(Lines of data)
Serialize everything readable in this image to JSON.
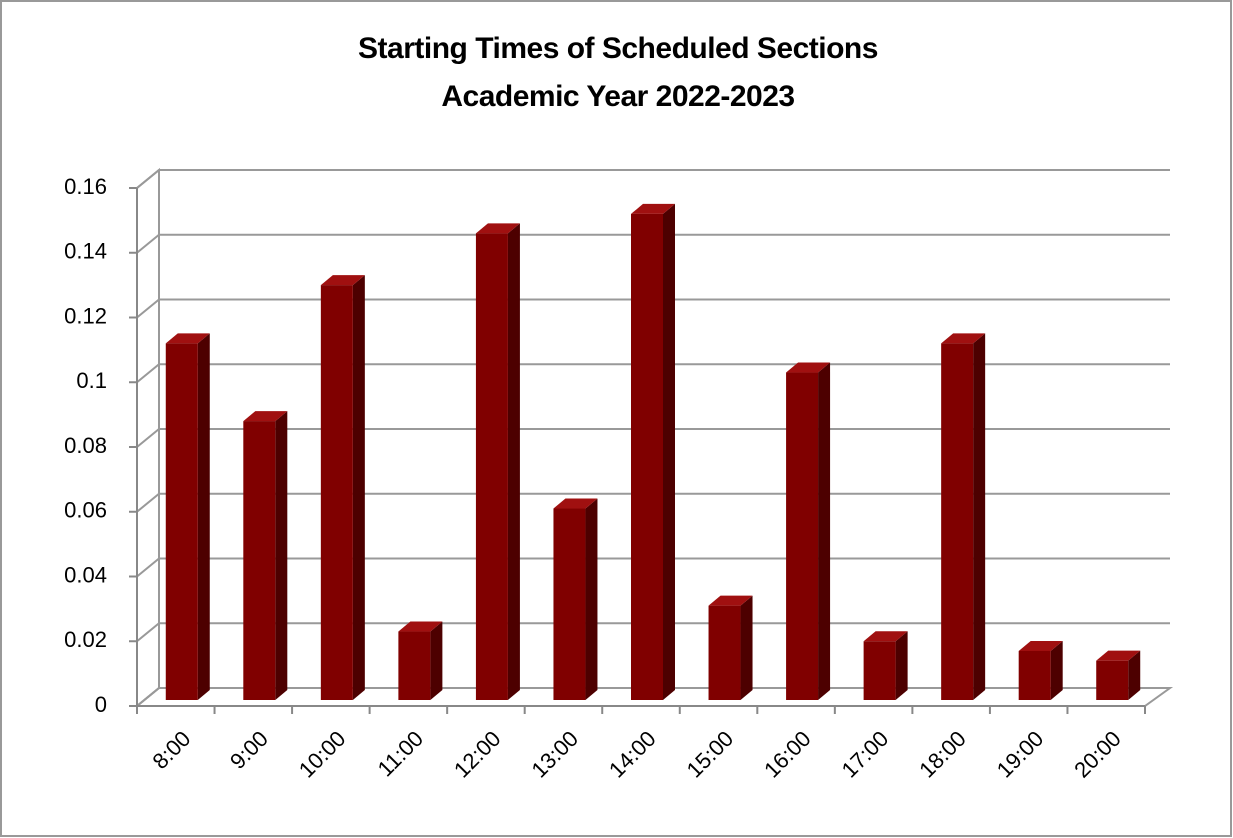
{
  "chart_data": {
    "type": "bar3d",
    "title": "Starting Times of Scheduled Sections",
    "subtitle": "Academic Year 2022-2023",
    "categories": [
      "8:00",
      "9:00",
      "10:00",
      "11:00",
      "12:00",
      "13:00",
      "14:00",
      "15:00",
      "16:00",
      "17:00",
      "18:00",
      "19:00",
      "20:00"
    ],
    "values": [
      0.112,
      0.088,
      0.13,
      0.023,
      0.146,
      0.061,
      0.152,
      0.031,
      0.103,
      0.02,
      0.112,
      0.017,
      0.014
    ],
    "color": "#800000",
    "ylim": [
      0,
      0.16
    ],
    "yticks": [
      0,
      0.02,
      0.04,
      0.06,
      0.08,
      0.1,
      0.12,
      0.14,
      0.16
    ],
    "grid": true
  }
}
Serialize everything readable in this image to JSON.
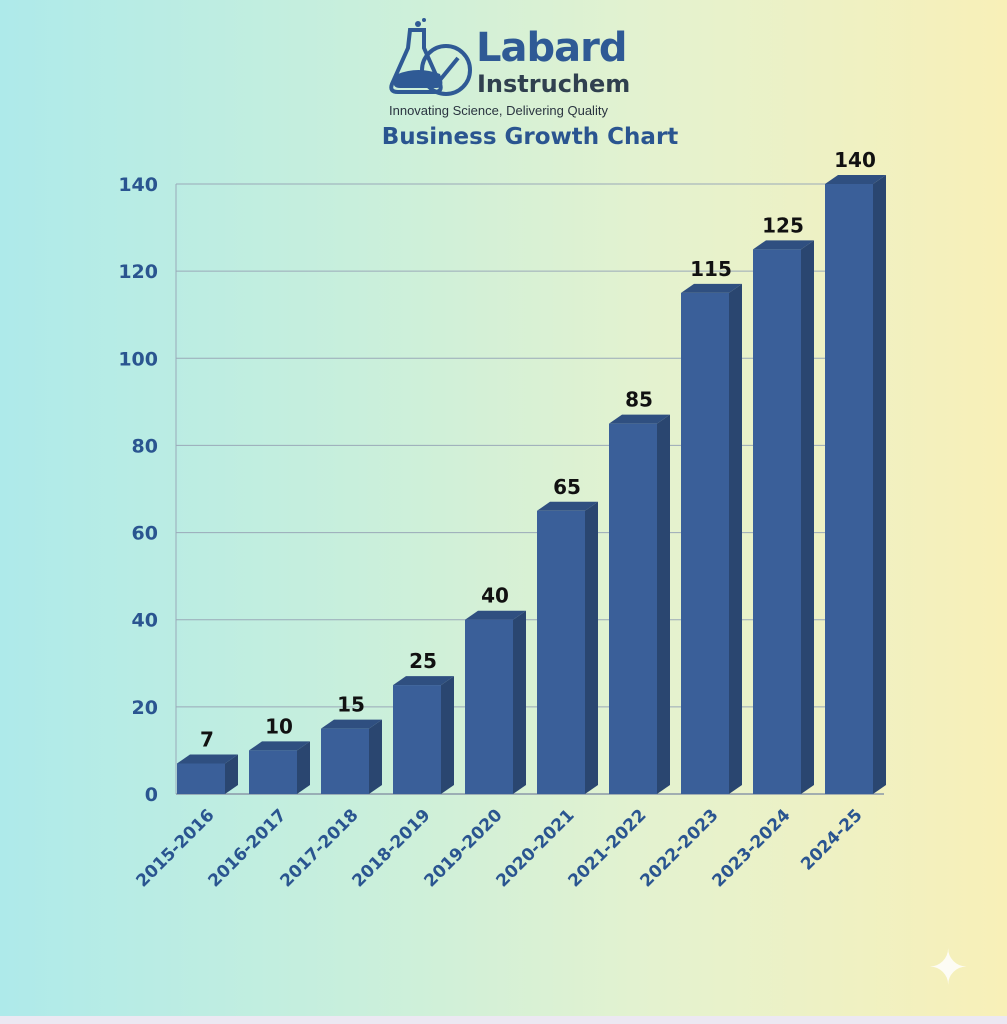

**Task directions**
Set down the complete material exactly, but do not include the images.

**Exercise solution**
Serialize everything readable in this image to JSON.
{
  "chart_data": {
    "type": "bar3d",
    "title": "Starting Times of Scheduled Sections",
    "subtitle": "Academic Year 2022-2023",
    "categories": [
      "8:00",
      "9:00",
      "10:00",
      "11:00",
      "12:00",
      "13:00",
      "14:00",
      "15:00",
      "16:00",
      "17:00",
      "18:00",
      "19:00",
      "20:00"
    ],
    "values": [
      0.112,
      0.088,
      0.13,
      0.023,
      0.146,
      0.061,
      0.152,
      0.031,
      0.103,
      0.02,
      0.112,
      0.017,
      0.014
    ],
    "color": "#800000",
    "ylim": [
      0,
      0.16
    ],
    "yticks": [
      0,
      0.02,
      0.04,
      0.06,
      0.08,
      0.1,
      0.12,
      0.14,
      0.16
    ],
    "grid": true
  }
}
Serialize everything readable in this image to JSON.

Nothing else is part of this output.